Task to carry out: Repeat the entries that follow verbatim, without any of their pictures.

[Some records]
- - -

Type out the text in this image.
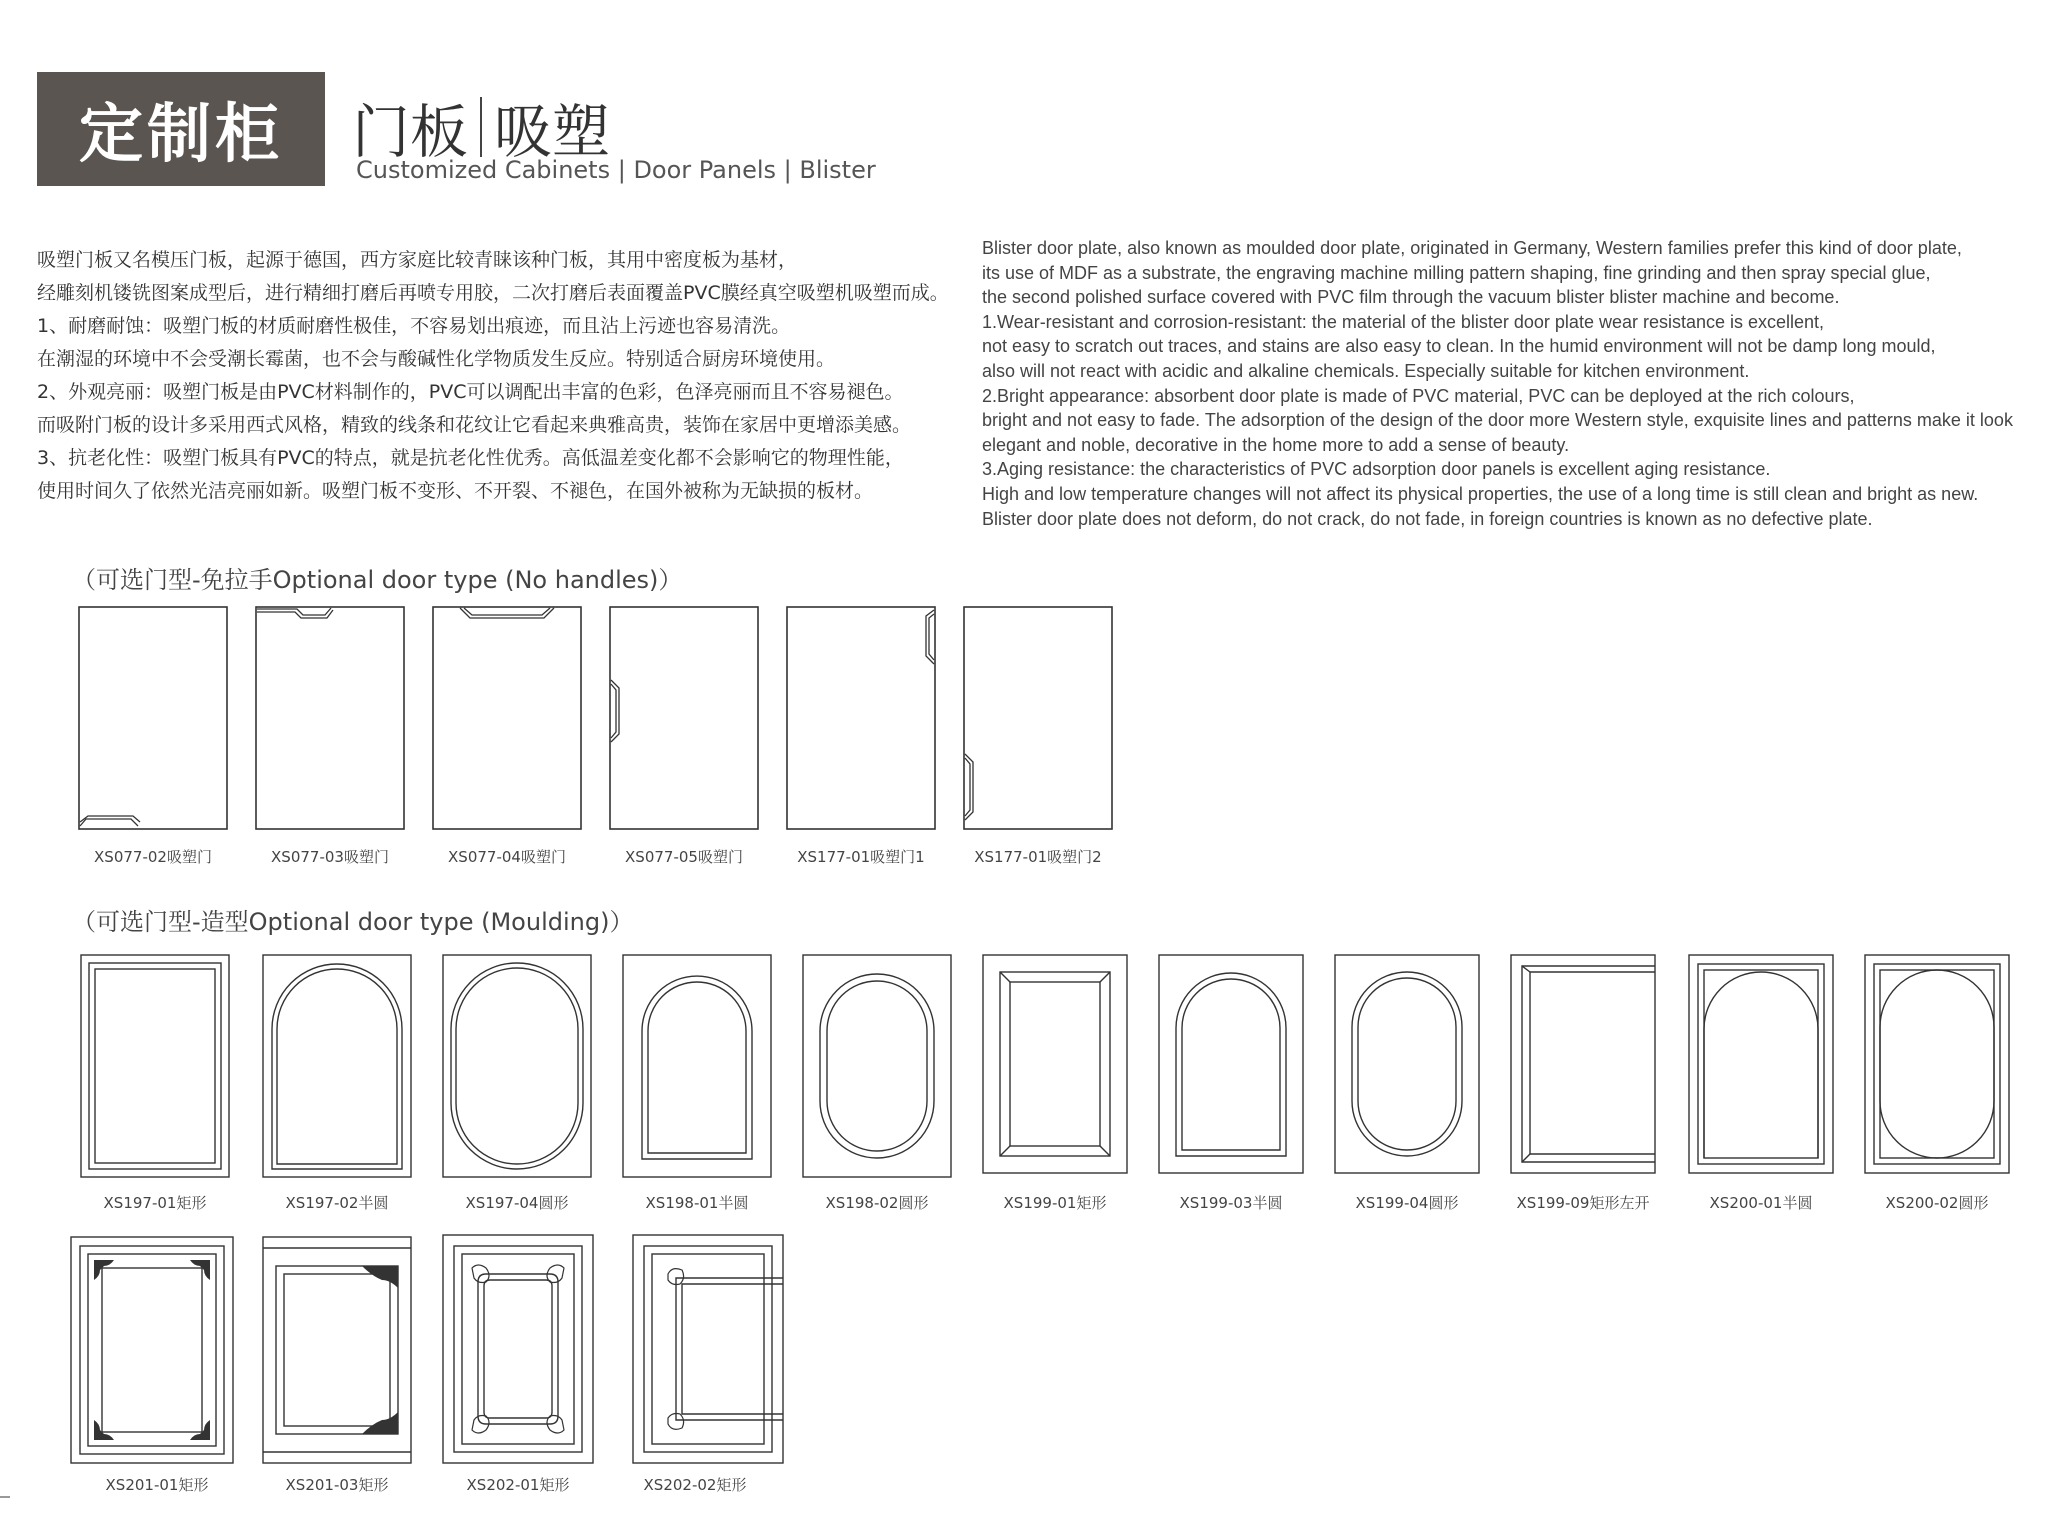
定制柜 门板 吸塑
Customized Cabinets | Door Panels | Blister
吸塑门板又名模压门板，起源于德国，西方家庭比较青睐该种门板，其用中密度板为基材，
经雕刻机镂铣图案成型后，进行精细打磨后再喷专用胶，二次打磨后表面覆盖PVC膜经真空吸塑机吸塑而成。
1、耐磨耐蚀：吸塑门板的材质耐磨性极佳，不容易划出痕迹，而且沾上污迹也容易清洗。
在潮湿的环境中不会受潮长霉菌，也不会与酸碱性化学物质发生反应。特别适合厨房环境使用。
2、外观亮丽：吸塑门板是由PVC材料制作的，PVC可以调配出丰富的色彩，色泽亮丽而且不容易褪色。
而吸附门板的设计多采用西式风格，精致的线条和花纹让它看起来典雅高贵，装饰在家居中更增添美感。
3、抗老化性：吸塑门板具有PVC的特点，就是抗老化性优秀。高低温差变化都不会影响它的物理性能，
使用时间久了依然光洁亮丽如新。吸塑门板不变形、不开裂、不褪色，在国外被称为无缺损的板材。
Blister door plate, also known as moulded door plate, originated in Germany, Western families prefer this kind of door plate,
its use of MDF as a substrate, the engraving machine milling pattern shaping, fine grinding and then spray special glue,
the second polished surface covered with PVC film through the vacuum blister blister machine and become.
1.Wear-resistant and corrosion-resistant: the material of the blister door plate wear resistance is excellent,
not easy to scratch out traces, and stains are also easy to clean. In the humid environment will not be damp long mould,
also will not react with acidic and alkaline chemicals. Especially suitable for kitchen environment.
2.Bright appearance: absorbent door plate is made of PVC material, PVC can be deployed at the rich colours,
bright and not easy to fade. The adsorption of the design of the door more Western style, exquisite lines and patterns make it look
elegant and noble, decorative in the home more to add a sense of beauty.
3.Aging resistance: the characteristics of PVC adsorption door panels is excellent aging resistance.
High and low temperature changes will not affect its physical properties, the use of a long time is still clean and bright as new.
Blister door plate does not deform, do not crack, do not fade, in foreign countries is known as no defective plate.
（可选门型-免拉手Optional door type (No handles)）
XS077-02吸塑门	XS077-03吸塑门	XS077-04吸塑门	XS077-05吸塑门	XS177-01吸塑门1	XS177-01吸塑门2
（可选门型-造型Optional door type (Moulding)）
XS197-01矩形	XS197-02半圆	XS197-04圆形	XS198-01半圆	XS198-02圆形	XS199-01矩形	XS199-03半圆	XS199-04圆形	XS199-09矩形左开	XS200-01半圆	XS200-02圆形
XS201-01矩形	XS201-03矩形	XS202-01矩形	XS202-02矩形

- - -

Task output:
Type out the text in this image.
定制柜 门板 吸塑
Customized Cabinets | Door Panels | Blister
吸塑门板又名模压门板，起源于德国，西方家庭比较青睐该种门板，其用中密度板为基材，
经雕刻机镂铣图案成型后，进行精细打磨后再喷专用胶，二次打磨后表面覆盖PVC膜经真空吸塑机吸塑而成。
1、耐磨耐蚀：吸塑门板的材质耐磨性极佳，不容易划出痕迹，而且沾上污迹也容易清洗。
在潮湿的环境中不会受潮长霉菌，也不会与酸碱性化学物质发生反应。特别适合厨房环境使用。
2、外观亮丽：吸塑门板是由PVC材料制作的，PVC可以调配出丰富的色彩，色泽亮丽而且不容易褪色。
而吸附门板的设计多采用西式风格，精致的线条和花纹让它看起来典雅高贵，装饰在家居中更增添美感。
3、抗老化性：吸塑门板具有PVC的特点，就是抗老化性优秀。高低温差变化都不会影响它的物理性能，
使用时间久了依然光洁亮丽如新。吸塑门板不变形、不开裂、不褪色，在国外被称为无缺损的板材。
Blister door plate, also known as moulded door plate, originated in Germany, Western families prefer this kind of door plate,
its use of MDF as a substrate, the engraving machine milling pattern shaping, fine grinding and then spray special glue,
the second polished surface covered with PVC film through the vacuum blister blister machine and become.
1.Wear-resistant and corrosion-resistant: the material of the blister door plate wear resistance is excellent,
not easy to scratch out traces, and stains are also easy to clean. In the humid environment will not be damp long mould,
also will not react with acidic and alkaline chemicals. Especially suitable for kitchen environment.
2.Bright appearance: absorbent door plate is made of PVC material, PVC can be deployed at the rich colours,
bright and not easy to fade. The adsorption of the design of the door more Western style, exquisite lines and patterns make it look
elegant and noble, decorative in the home more to add a sense of beauty.
3.Aging resistance: the characteristics of PVC adsorption door panels is excellent aging resistance.
High and low temperature changes will not affect its physical properties, the use of a long time is still clean and bright as new.
Blister door plate does not deform, do not crack, do not fade, in foreign countries is known as no defective plate.
（可选门型-免拉手Optional door type (No handles)）
XS077-02吸塑门	XS077-03吸塑门	XS077-04吸塑门	XS077-05吸塑门	XS177-01吸塑门1	XS177-01吸塑门2
（可选门型-造型Optional door type (Moulding)）
XS197-01矩形	XS197-02半圆	XS197-04圆形	XS198-01半圆	XS198-02圆形	XS199-01矩形	XS199-03半圆	XS199-04圆形	XS199-09矩形左开	XS200-01半圆	XS200-02圆形
XS201-01矩形	XS201-03矩形	XS202-01矩形	XS202-02矩形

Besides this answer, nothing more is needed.